Extracted data entries
____

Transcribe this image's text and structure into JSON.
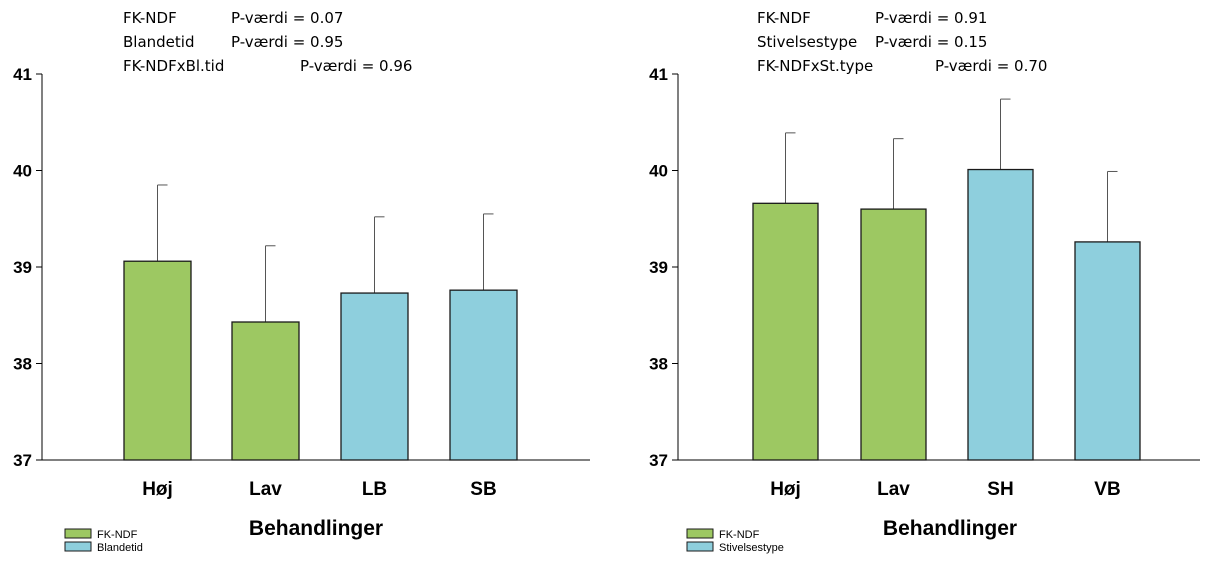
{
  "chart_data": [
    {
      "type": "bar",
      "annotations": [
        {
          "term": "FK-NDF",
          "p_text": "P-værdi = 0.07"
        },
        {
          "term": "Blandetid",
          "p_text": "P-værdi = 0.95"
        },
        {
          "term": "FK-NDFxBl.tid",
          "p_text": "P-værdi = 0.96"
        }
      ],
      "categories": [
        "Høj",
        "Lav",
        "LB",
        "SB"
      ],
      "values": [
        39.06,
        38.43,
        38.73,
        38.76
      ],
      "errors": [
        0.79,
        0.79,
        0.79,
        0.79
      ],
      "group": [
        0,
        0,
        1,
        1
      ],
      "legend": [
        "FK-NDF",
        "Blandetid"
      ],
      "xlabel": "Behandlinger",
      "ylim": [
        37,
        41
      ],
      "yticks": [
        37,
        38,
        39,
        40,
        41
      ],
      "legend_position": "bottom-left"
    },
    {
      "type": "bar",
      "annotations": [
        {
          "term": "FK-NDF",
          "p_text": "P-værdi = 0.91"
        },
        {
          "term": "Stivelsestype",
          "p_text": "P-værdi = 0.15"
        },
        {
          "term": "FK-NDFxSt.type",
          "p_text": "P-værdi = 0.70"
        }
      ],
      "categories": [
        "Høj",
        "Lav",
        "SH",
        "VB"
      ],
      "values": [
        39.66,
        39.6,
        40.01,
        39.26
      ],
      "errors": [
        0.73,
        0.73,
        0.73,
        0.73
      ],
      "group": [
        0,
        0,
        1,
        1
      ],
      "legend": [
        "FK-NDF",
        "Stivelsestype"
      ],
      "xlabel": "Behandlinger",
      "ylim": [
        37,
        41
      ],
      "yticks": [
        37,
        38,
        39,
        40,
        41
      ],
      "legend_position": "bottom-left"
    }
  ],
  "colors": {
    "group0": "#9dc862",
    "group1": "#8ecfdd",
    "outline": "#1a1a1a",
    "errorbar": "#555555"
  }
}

____

» TASK DIRECTIONS: Without including any pictures, print each record exactly.

» RESPONSE TO THIS EXERCISE:
Transcribe this image's text and structure into JSON.
{
  "chart_data": [
    {
      "type": "bar",
      "annotations": [
        {
          "term": "FK-NDF",
          "p_text": "P-værdi = 0.07"
        },
        {
          "term": "Blandetid",
          "p_text": "P-værdi = 0.95"
        },
        {
          "term": "FK-NDFxBl.tid",
          "p_text": "P-værdi = 0.96"
        }
      ],
      "categories": [
        "Høj",
        "Lav",
        "LB",
        "SB"
      ],
      "values": [
        39.06,
        38.43,
        38.73,
        38.76
      ],
      "errors": [
        0.79,
        0.79,
        0.79,
        0.79
      ],
      "group": [
        0,
        0,
        1,
        1
      ],
      "legend": [
        "FK-NDF",
        "Blandetid"
      ],
      "xlabel": "Behandlinger",
      "ylim": [
        37,
        41
      ],
      "yticks": [
        37,
        38,
        39,
        40,
        41
      ],
      "legend_position": "bottom-left"
    },
    {
      "type": "bar",
      "annotations": [
        {
          "term": "FK-NDF",
          "p_text": "P-værdi = 0.91"
        },
        {
          "term": "Stivelsestype",
          "p_text": "P-værdi = 0.15"
        },
        {
          "term": "FK-NDFxSt.type",
          "p_text": "P-værdi = 0.70"
        }
      ],
      "categories": [
        "Høj",
        "Lav",
        "SH",
        "VB"
      ],
      "values": [
        39.66,
        39.6,
        40.01,
        39.26
      ],
      "errors": [
        0.73,
        0.73,
        0.73,
        0.73
      ],
      "group": [
        0,
        0,
        1,
        1
      ],
      "legend": [
        "FK-NDF",
        "Stivelsestype"
      ],
      "xlabel": "Behandlinger",
      "ylim": [
        37,
        41
      ],
      "yticks": [
        37,
        38,
        39,
        40,
        41
      ],
      "legend_position": "bottom-left"
    }
  ],
  "colors": {
    "group0": "#9dc862",
    "group1": "#8ecfdd",
    "outline": "#1a1a1a",
    "errorbar": "#555555"
  }
}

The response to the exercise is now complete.